---- Stored records
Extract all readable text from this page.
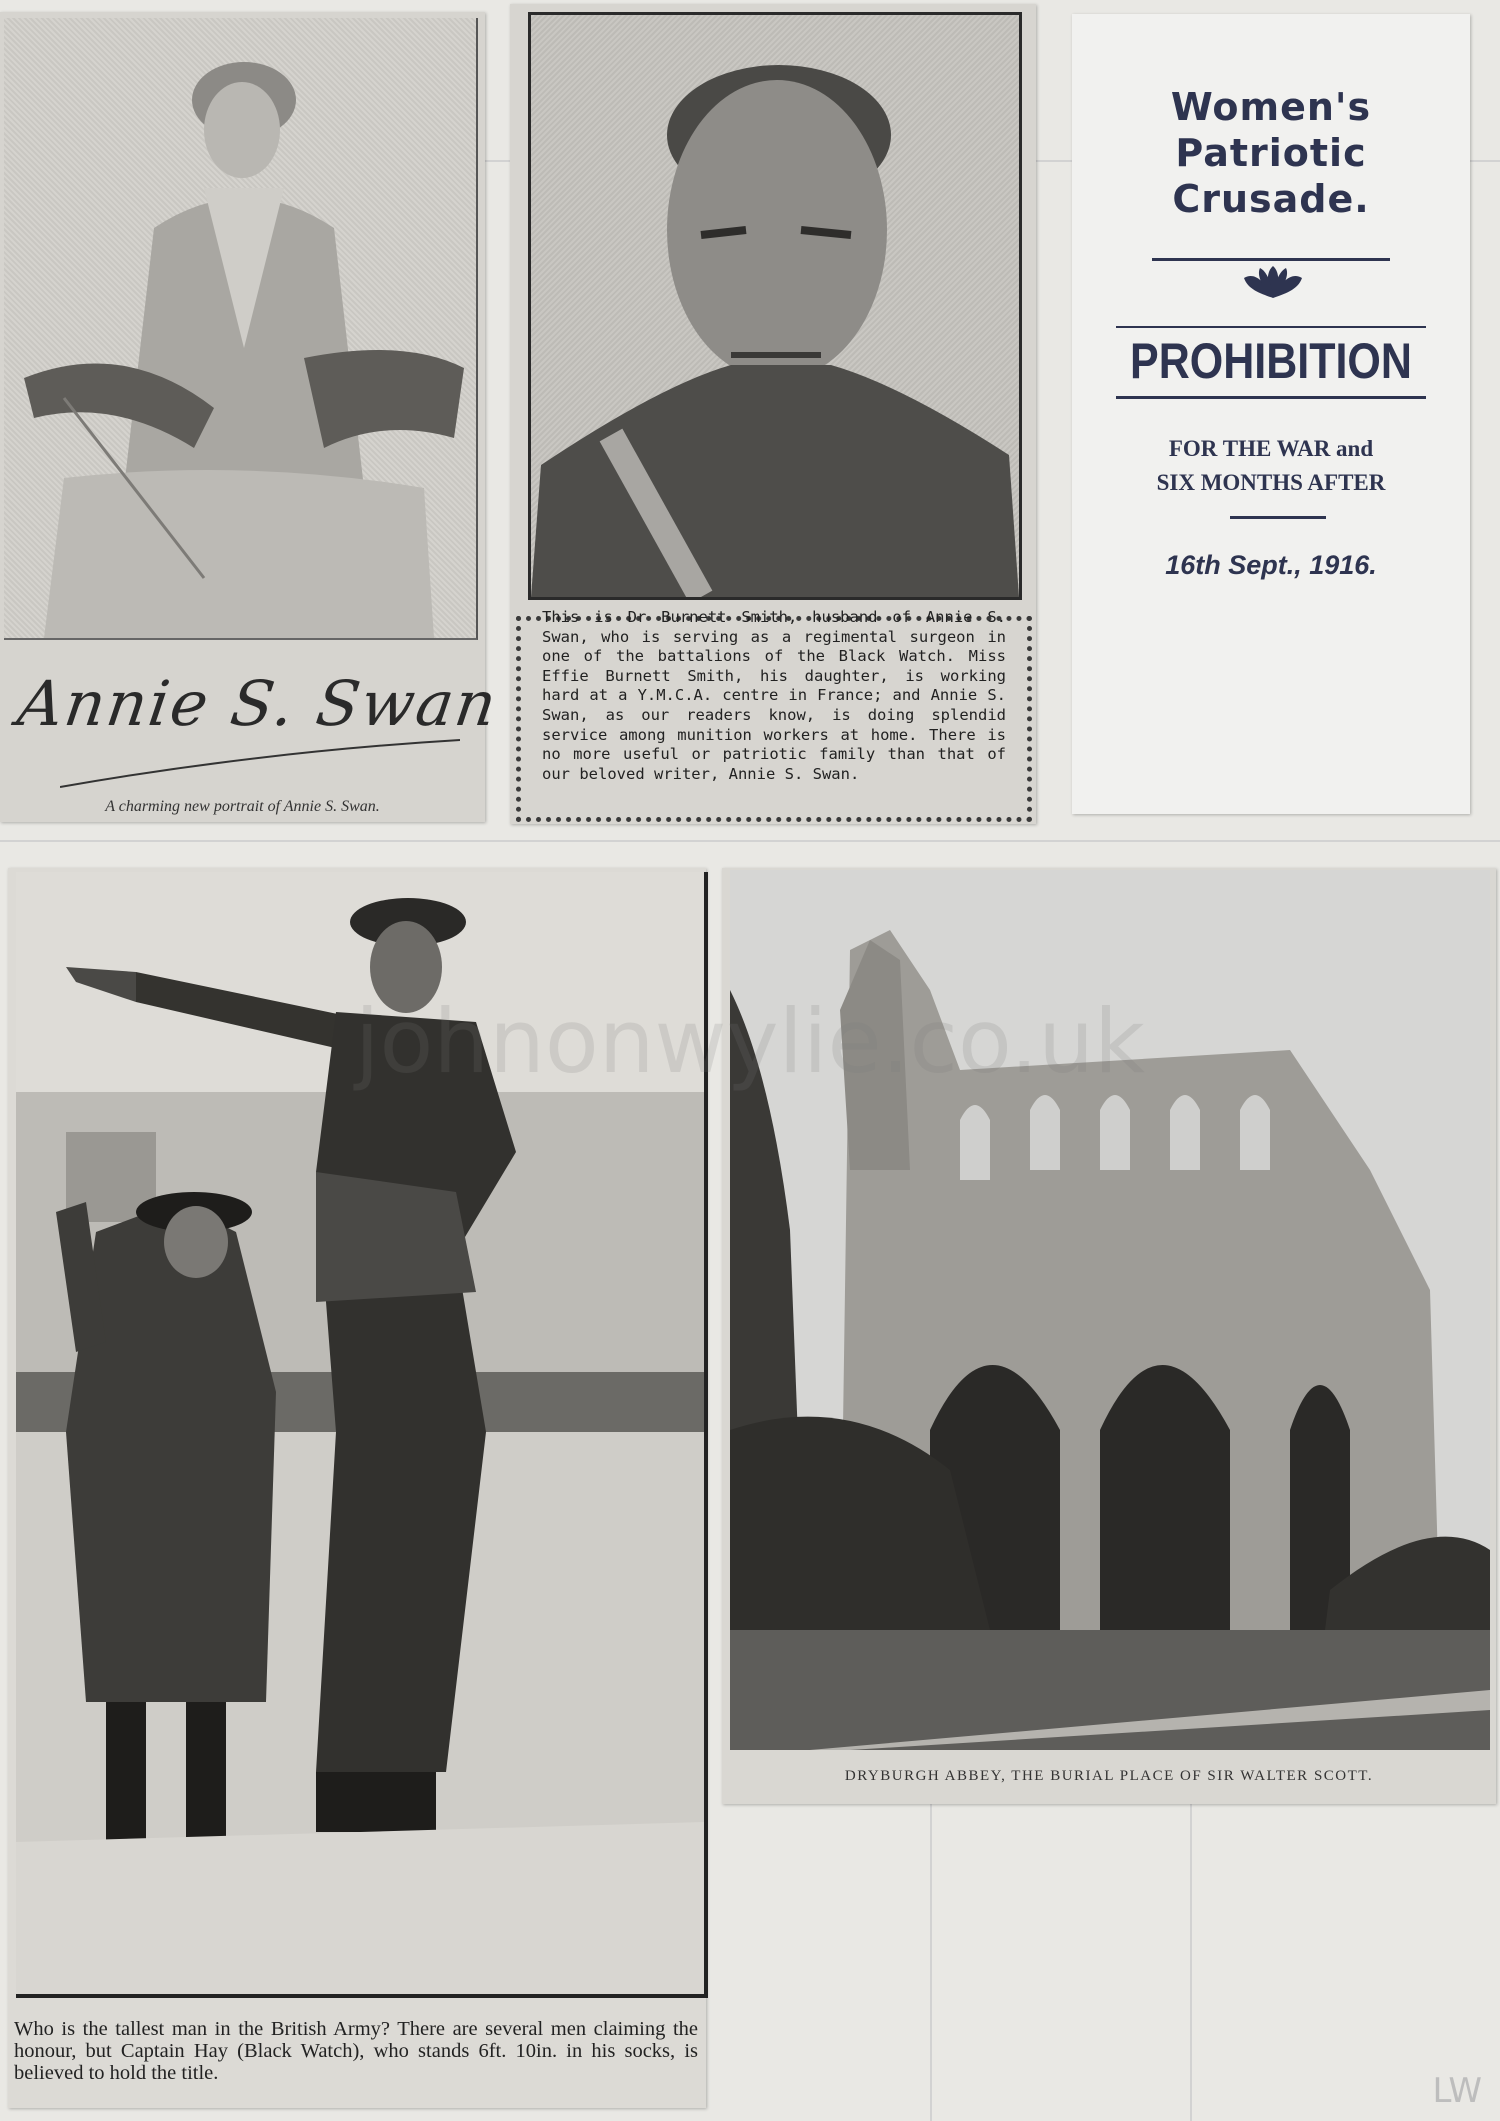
Annie S. Swan
A charming new portrait of Annie S. Swan.
This is Dr Burnett Smith, husband of Annie S. Swan, who is serving as a regimental surgeon in one of the battalions of the Black Watch. Miss Effie Burnett Smith, his daughter, is working hard at a Y.M.C.A. centre in France; and Annie S. Swan, as our readers know, is doing splendid service among munition workers at home. There is no more useful or patriotic family than that of our beloved writer, Annie S. Swan.
Women's
Patriotic
Crusade.
PROHIBITION
FOR THE WAR and
SIX MONTHS AFTER
16th Sept., 1916.
Who is the tallest man in the British Army? There are several men claiming the honour, but Captain Hay (Black Watch), who stands 6ft. 10in. in his socks, is believed to hold the title.
DRYBURGH ABBEY, THE BURIAL PLACE OF SIR WALTER SCOTT.
LW
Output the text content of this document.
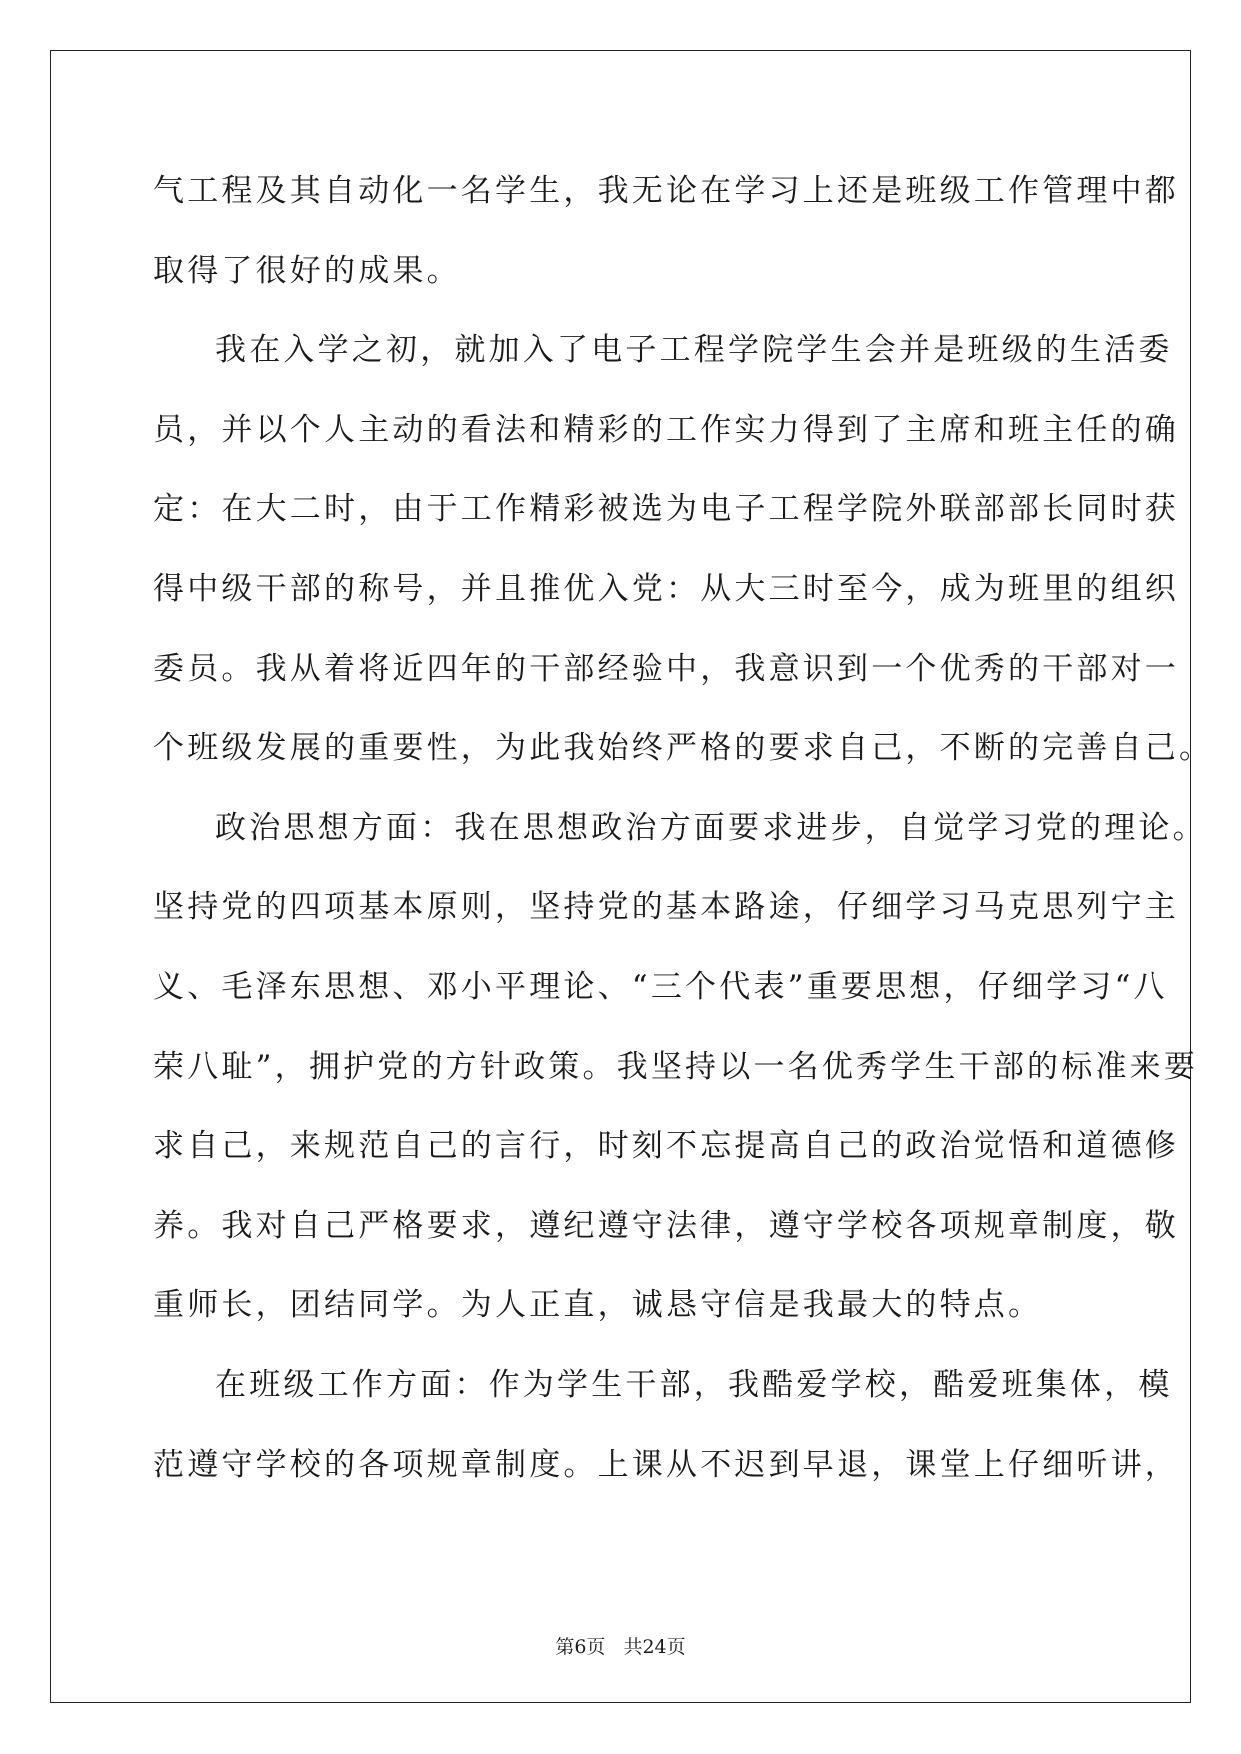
气工程及其自动化一名学生，我无论在学习上还是班级工作管理中都
取得了很好的成果。
我在入学之初，就加入了电子工程学院学生会并是班级的生活委
员，并以个人主动的看法和精彩的工作实力得到了主席和班主任的确
定：在大二时，由于工作精彩被选为电子工程学院外联部部长同时获
得中级干部的称号，并且推优入党：从大三时至今，成为班里的组织
委员。我从着将近四年的干部经验中，我意识到一个优秀的干部对一
个班级发展的重要性，为此我始终严格的要求自己，不断的完善自己。
政治思想方面：我在思想政治方面要求进步，自觉学习党的理论。
坚持党的四项基本原则，坚持党的基本路途，仔细学习马克思列宁主
义、毛泽东思想、邓小平理论、“三个代表”重要思想，仔细学习“八
荣八耻”，拥护党的方针政策。我坚持以一名优秀学生干部的标准来要
求自己，来规范自己的言行，时刻不忘提高自己的政治觉悟和道德修
养。我对自己严格要求，遵纪遵守法律，遵守学校各项规章制度，敬
重师长，团结同学。为人正直，诚恳守信是我最大的特点。
在班级工作方面：作为学生干部，我酷爱学校，酷爱班集体，模
范遵守学校的各项规章制度。上课从不迟到早退，课堂上仔细听讲，
第6页 共24页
--------
(What to work on) Find out how many lines in the listing contain the string "Annie". Give the number alone.

(Final result) 3